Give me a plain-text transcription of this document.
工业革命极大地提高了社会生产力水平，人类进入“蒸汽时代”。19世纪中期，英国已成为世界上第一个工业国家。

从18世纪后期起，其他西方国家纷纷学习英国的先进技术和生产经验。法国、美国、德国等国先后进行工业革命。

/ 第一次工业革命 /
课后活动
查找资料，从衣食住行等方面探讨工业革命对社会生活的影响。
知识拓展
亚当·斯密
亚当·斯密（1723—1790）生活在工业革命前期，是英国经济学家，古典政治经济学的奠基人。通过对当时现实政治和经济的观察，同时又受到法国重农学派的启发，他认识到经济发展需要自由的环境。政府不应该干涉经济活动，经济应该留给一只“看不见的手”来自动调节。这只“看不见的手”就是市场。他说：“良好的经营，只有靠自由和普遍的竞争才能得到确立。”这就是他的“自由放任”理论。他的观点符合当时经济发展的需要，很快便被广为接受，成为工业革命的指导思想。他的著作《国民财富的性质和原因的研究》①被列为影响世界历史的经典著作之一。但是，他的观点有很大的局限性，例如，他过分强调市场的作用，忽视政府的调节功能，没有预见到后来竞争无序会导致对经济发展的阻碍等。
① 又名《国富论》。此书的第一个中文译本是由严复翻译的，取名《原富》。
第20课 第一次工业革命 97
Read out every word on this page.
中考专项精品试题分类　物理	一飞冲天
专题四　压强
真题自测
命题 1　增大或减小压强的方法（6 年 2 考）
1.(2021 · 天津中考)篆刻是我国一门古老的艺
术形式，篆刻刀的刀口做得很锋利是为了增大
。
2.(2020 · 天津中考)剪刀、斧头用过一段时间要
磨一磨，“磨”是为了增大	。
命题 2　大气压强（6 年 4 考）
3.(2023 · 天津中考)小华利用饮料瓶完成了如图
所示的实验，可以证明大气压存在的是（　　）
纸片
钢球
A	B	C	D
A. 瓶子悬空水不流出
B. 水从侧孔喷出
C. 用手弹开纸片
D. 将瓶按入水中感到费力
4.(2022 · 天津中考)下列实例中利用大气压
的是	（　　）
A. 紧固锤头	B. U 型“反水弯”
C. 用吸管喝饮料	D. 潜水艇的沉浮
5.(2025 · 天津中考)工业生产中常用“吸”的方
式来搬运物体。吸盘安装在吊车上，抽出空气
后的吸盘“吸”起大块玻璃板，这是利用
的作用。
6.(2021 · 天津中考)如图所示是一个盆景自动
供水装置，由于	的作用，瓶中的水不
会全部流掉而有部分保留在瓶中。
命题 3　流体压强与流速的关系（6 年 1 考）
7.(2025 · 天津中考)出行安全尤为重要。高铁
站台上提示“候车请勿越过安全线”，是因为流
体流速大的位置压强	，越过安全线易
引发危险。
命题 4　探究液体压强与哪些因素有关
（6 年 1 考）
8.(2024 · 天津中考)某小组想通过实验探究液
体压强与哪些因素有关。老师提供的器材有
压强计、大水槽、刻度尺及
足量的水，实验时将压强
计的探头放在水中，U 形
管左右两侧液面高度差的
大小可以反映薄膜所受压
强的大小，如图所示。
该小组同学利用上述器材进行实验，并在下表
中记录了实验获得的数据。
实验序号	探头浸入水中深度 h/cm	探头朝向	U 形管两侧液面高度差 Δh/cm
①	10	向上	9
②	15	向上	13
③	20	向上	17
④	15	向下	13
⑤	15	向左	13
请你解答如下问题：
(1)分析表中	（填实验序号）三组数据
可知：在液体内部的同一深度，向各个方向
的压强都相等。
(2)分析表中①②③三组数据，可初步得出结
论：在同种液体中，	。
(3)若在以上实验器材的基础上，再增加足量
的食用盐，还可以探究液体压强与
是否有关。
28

***

WHAT IS ASKED – Reproduce the listing shown above in its entirety, exactly.

SOLUTION TO THE EXERCISE –
Give me a plain-text transcription of this document.
工业革命极大地提高了社会生产力水平，人类进入“蒸汽时代”。19世纪中期，英国已成为世界上第一个工业国家。

从18世纪后期起，其他西方国家纷纷学习英国的先进技术和生产经验。法国、美国、德国等国先后进行工业革命。

/ 第一次工业革命 /
课后活动
查找资料，从衣食住行等方面探讨工业革命对社会生活的影响。
知识拓展
亚当·斯密
亚当·斯密（1723—1790）生活在工业革命前期，是英国经济学家，古典政治经济学的奠基人。通过对当时现实政治和经济的观察，同时又受到法国重农学派的启发，他认识到经济发展需要自由的环境。政府不应该干涉经济活动，经济应该留给一只“看不见的手”来自动调节。这只“看不见的手”就是市场。他说：“良好的经营，只有靠自由和普遍的竞争才能得到确立。”这就是他的“自由放任”理论。他的观点符合当时经济发展的需要，很快便被广为接受，成为工业革命的指导思想。他的著作《国民财富的性质和原因的研究》①被列为影响世界历史的经典著作之一。但是，他的观点有很大的局限性，例如，他过分强调市场的作用，忽视政府的调节功能，没有预见到后来竞争无序会导致对经济发展的阻碍等。
① 又名《国富论》。此书的第一个中文译本是由严复翻译的，取名《原富》。
第20课 第一次工业革命 97
Read out every word on this page.
中考专项精品试题分类　物理	一飞冲天
专题四　压强
真题自测
命题 1　增大或减小压强的方法（6 年 2 考）
1.(2021 · 天津中考)篆刻是我国一门古老的艺
术形式，篆刻刀的刀口做得很锋利是为了增大
。
2.(2020 · 天津中考)剪刀、斧头用过一段时间要
磨一磨，“磨”是为了增大	。
命题 2　大气压强（6 年 4 考）
3.(2023 · 天津中考)小华利用饮料瓶完成了如图
所示的实验，可以证明大气压存在的是（　　）
纸片
钢球
A	B	C	D
A. 瓶子悬空水不流出
B. 水从侧孔喷出
C. 用手弹开纸片
D. 将瓶按入水中感到费力
4.(2022 · 天津中考)下列实例中利用大气压
的是	（　　）
A. 紧固锤头	B. U 型“反水弯”
C. 用吸管喝饮料	D. 潜水艇的沉浮
5.(2025 · 天津中考)工业生产中常用“吸”的方
式来搬运物体。吸盘安装在吊车上，抽出空气
后的吸盘“吸”起大块玻璃板，这是利用
的作用。
6.(2021 · 天津中考)如图所示是一个盆景自动
供水装置，由于	的作用，瓶中的水不
会全部流掉而有部分保留在瓶中。
命题 3　流体压强与流速的关系（6 年 1 考）
7.(2025 · 天津中考)出行安全尤为重要。高铁
站台上提示“候车请勿越过安全线”，是因为流
体流速大的位置压强	，越过安全线易
引发危险。
命题 4　探究液体压强与哪些因素有关
（6 年 1 考）
8.(2024 · 天津中考)某小组想通过实验探究液
体压强与哪些因素有关。老师提供的器材有
压强计、大水槽、刻度尺及
足量的水，实验时将压强
计的探头放在水中，U 形
管左右两侧液面高度差的
大小可以反映薄膜所受压
强的大小，如图所示。
该小组同学利用上述器材进行实验，并在下表
中记录了实验获得的数据。
实验序号	探头浸入水中深度 h/cm	探头朝向	U 形管两侧液面高度差 Δh/cm
①	10	向上	9
②	15	向上	13
③	20	向上	17
④	15	向下	13
⑤	15	向左	13
请你解答如下问题：
(1)分析表中	（填实验序号）三组数据
可知：在液体内部的同一深度，向各个方向
的压强都相等。
(2)分析表中①②③三组数据，可初步得出结
论：在同种液体中，	。
(3)若在以上实验器材的基础上，再增加足量
的食用盐，还可以探究液体压强与
是否有关。
28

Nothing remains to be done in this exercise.